** THE PROBLEM **
Draw out every line with the word "cdot" from the listing below.
** Begin DATA PROVIDED **
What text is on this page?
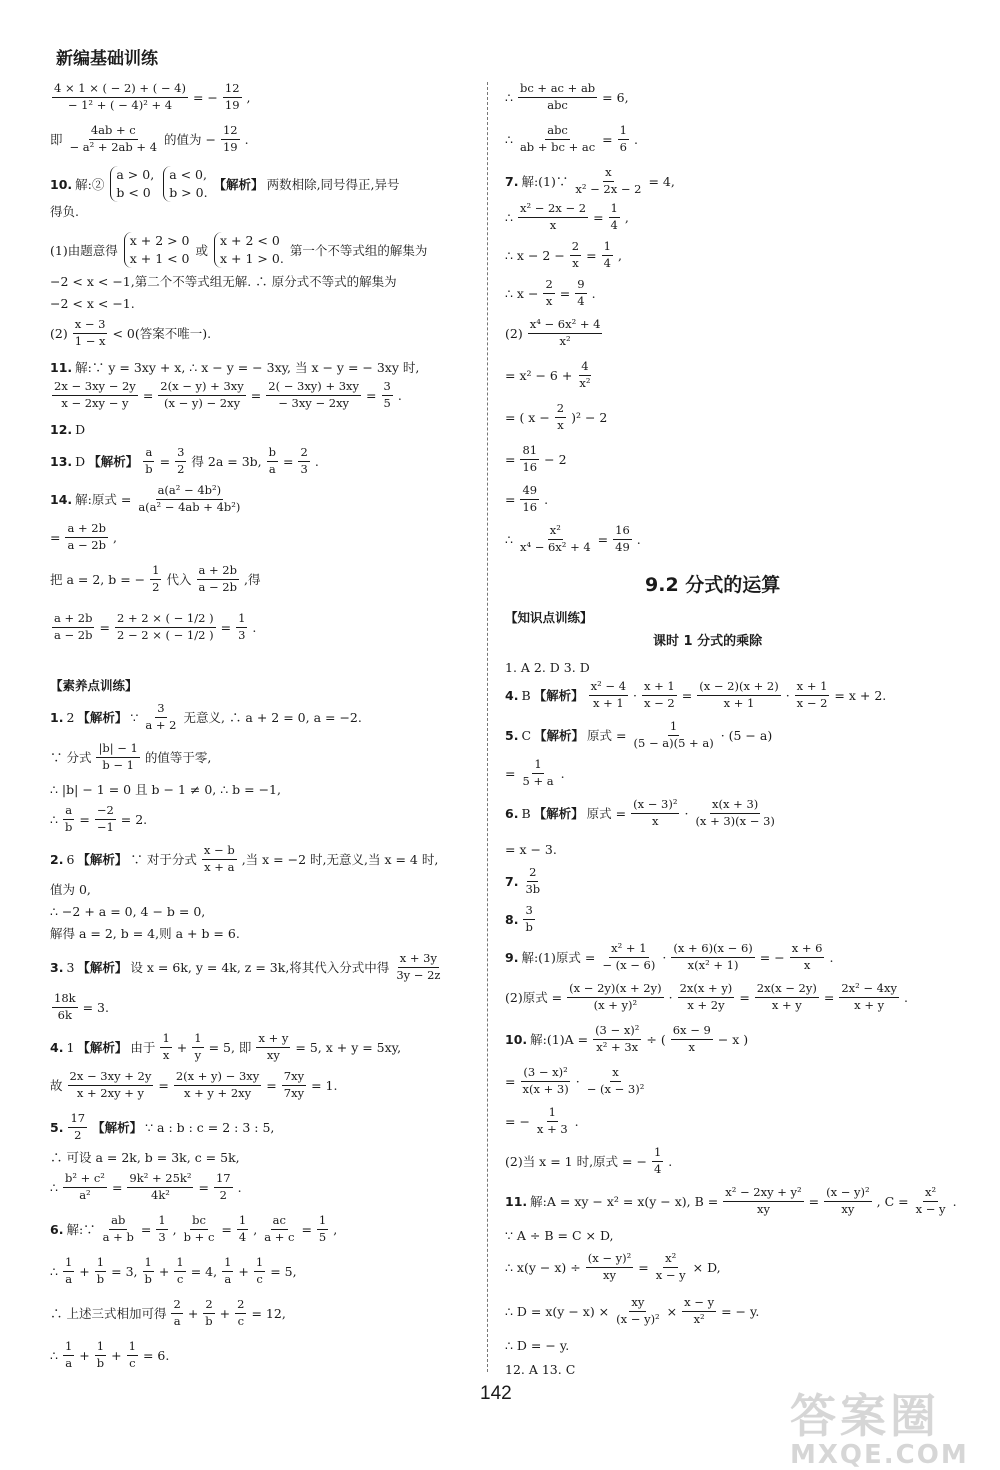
新编基础训练
$\frac{4 \times 1 \times ( - 2) + ( - 4)}{\text{− 1² + ( − 4)² + 4}}$ = − $\frac{12}{19}$ ,
即 $\frac{4ab + c}{\text{− a² + 2ab + 4}}$ 的值为 − $\frac{12}{19}$ .
10. 解:②
a > 0,
b < 0
a < 0,
b > 0.
【解析】 两数相除,同号得正,异号
得负.
(1)由题意得
x + 2 > 0
x + 1 < 0
或
x + 2 < 0
x + 1 > 0.
第一个不等式组的解集为
−2 < x < −1,第二个不等式组无解. ∴ 原分式不等式的解集为
−2 < x < −1.
$(2) \frac{x - 3}{1 - x} < 0$(答案不唯一).
11. 解:∵ y = 3xy + x, ∴ x − y = − 3xy, 当 x − y = − 3xy 时,
$\frac{2x - 3xy - 2y}{x - 2xy - y} = \frac{2(x - y) + 3xy}{(x - y) - 2xy} = \frac{2( - 3xy) + 3xy}{- 3xy - 2xy} = \frac{3}{5}$ .
12. D
13. D 【解析】 $\frac{a}{b} = \frac{3}{2}$ 得 2a = 3b, $\frac{b}{a} = \frac{2}{3}$ .
14. 解:原式 = $\frac{\text{a(a² − 4b²)}}{\text{a(a² − 4ab + 4b²)}}$
= $\frac{a + 2b}{a - 2b}$ ,
把 a = 2, b = − $\frac{1}{2}$ 代入 $\frac{a + 2b}{a - 2b}$ ,得
$\frac{a + 2b}{a - 2b} = \frac{2 + 2 \times ( - 1/2 )}{2 - 2 \times ( - 1/2 )} = \frac{1}{3}$ .
【素养点训练】
1. 2 【解析】 ∵ $\frac{3}{a + 2}$ 无意义, ∴ a + 2 = 0, a = −2.
∵ 分式 $\frac{|b| - 1}{b - 1}$ 的值等于零,
∴ |b| − 1 = 0 且 b − 1 ≠ 0, ∴ b = −1,
∴ $\frac{a}{b} = \frac{-2}{-1} = 2$.
2. 6 【解析】 ∵ 对于分式 $\frac{x - b}{x + a}$ ,当 x = −2 时,无意义,当 x = 4 时,
值为 0,
∴ −2 + a = 0, 4 − b = 0,
解得 a = 2, b = 4,则 a + b = 6.
3. 3 【解析】 设 x = 6k, y = 4k, z = 3k,将其代入分式中得 $\frac{x + 3y}{3y - 2z}$
$\frac{18k}{6k} = 3$.
4. 1 【解析】 由于 $\frac{1}{x} + \frac{1}{y} = 5$, 即 $\frac{x + y}{xy} = 5$, x + y = 5xy,
故 $\frac{2x - 3xy + 2y}{x + 2xy + y} = \frac{2(x + y) - 3xy}{x + y + 2xy} = \frac{7xy}{7xy} = 1$.
5. $\frac{17}{2}$ 【解析】 ∵ a : b : c = 2 : 3 : 5,
∴ 可设 a = 2k, b = 3k, c = 5k,
∴ $\frac{\text{b² + c²}}{\text{a²}} = \frac{\text{9k² + 25k²}}{\text{4k²}} = \frac{17}{2}$ .
6. 解:∵ $\frac{ab}{a + b} = \frac{1}{3}$ , $\frac{bc}{b + c} = \frac{1}{4}$ , $\frac{ac}{a + c} = \frac{1}{5}$ ,
∴ $\frac{1}{a} + \frac{1}{b} = 3$, $\frac{1}{b} + \frac{1}{c} = 4$, $\frac{1}{a} + \frac{1}{c} = 5$,
∴ 上述三式相加可得 $\frac{2}{a} + \frac{2}{b} + \frac{2}{c} = 12$,
∴ $\frac{1}{a} + \frac{1}{b} + \frac{1}{c} = 6$.
∴ $\frac{bc + ac + ab}{\text{abc}} = 6$,
∴ $\frac{\text{abc}}{ab + bc + ac} = \frac{1}{6}$ .
7. 解:(1)∵ $\frac{x}{\text{x² − 2x − 2}} = 4$,
∴ $\frac{\text{x² − 2x − 2}}{x} = \frac{1}{4}$ ,
∴ $x - 2 - \frac{2}{x} = \frac{1}{4}$ ,
∴ $x - \frac{2}{x} = \frac{9}{4}$ .
$(2) \frac{\text{x⁴ − 6x² + 4}}{\text{x²}}$
= $x^2 - 6 + \frac{4}{\text{x²}}$
= ( $x - \frac{2}{x} )^2 - 2$
= $\frac{81}{16} - 2$
= $\frac{49}{16}$ .
∴ $\frac{\text{x²}}{\text{x⁴ − 6x² + 4}} = \frac{16}{49}$ .
9.2 分式的运算
【知识点训练】
课时 1 分式的乘除
1. A 2. D 3. D
4. B 【解析】 $\frac{\text{x² − 4}}{x + 1} \cdot \frac{x + 1}{x - 2} = \frac{(x - 2)(x + 2)}{x + 1} \cdot \frac{x + 1}{x - 2} = x + 2$.
5. C 【解析】 原式 = $\frac{1}{(5 - a)(5 + a)} \cdot (5 - a)$
= $\frac{1}{5 + a}$ .
6. B 【解析】 原式 = $\frac{\text{(x − 3)²}}{x} \cdot \frac{x(x + 3)}{(x + 3)(x - 3)}$
= x − 3.
7. $\frac{2}{3b}$
8. $\frac{3}{b}$
9. 解:(1)原式 = $\frac{\text{x² + 1}}{- (x - 6)} \cdot \frac{(x + 6)(x - 6)}{\text{x(x² + 1)}}$ = − $\frac{x + 6}{x}$ .
(2)原式 = $\frac{(x - 2y)(x + 2y)}{\text{(x + y)²}} \cdot \frac{2x(x + y)}{x + 2y} = \frac{2x(x - 2y)}{x + y} = \frac{\text{2x² − 4xy}}{x + y}$ .
10. 解:(1)A = $\frac{\text{(3 − x)²}}{\text{x² + 3x}}$ ÷ ( $\frac{6x - 9}{x} - x$ )
= $\frac{\text{(3 − x)²}}{x(x + 3)} \cdot \frac{x}{\text{− (x − 3)²}}$
= − $\frac{1}{x + 3}$ .
(2)当 x = 1 时,原式 = − $\frac{1}{4}$ .
11. 解:A = xy − x² = x(y − x), $B = \frac{\text{x² − 2xy + y²}}{xy} = \frac{\text{(x − y)²}}{xy}$ , $C = \frac{\text{x²}}{x - y}$ .
∵ A ÷ B = C × D,
∴ $x(y - x) \div \frac{\text{(x − y)²}}{xy} = \frac{\text{x²}}{x - y} \times D$,
∴ $D = x(y - x) \times \frac{xy}{\text{(x − y)²}} \times \frac{x - y}{\text{x²}}$ = − y.
∴ D = − y.
12. A 13. C
142	答案圈
MXQE.COM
** End DATA PROVIDED **
** OUTPUT FOR THIS TASK **
4. B 【解析】 $\frac{\text{x² − 4}}{x + 1} \cdot \frac{x + 1}{x - 2} = \frac{(x - 2)(x + 2)}{x + 1} \cdot \frac{x + 1}{x - 2} = x + 2$.
5. C 【解析】 原式 = $\frac{1}{(5 - a)(5 + a)} \cdot (5 - a)$
6. B 【解析】 原式 = $\frac{\text{(x − 3)²}}{x} \cdot \frac{x(x + 3)}{(x + 3)(x - 3)}$
9. 解:(1)原式 = $\frac{\text{x² + 1}}{- (x - 6)} \cdot \frac{(x + 6)(x - 6)}{\text{x(x² + 1)}}$ = − $\frac{x + 6}{x}$ .
(2)原式 = $\frac{(x - 2y)(x + 2y)}{\text{(x + y)²}} \cdot \frac{2x(x + y)}{x + 2y} = \frac{2x(x - 2y)}{x + y} = \frac{\text{2x² − 4xy}}{x + y}$ .
= $\frac{\text{(3 − x)²}}{x(x + 3)} \cdot \frac{x}{\text{− (x − 3)²}}$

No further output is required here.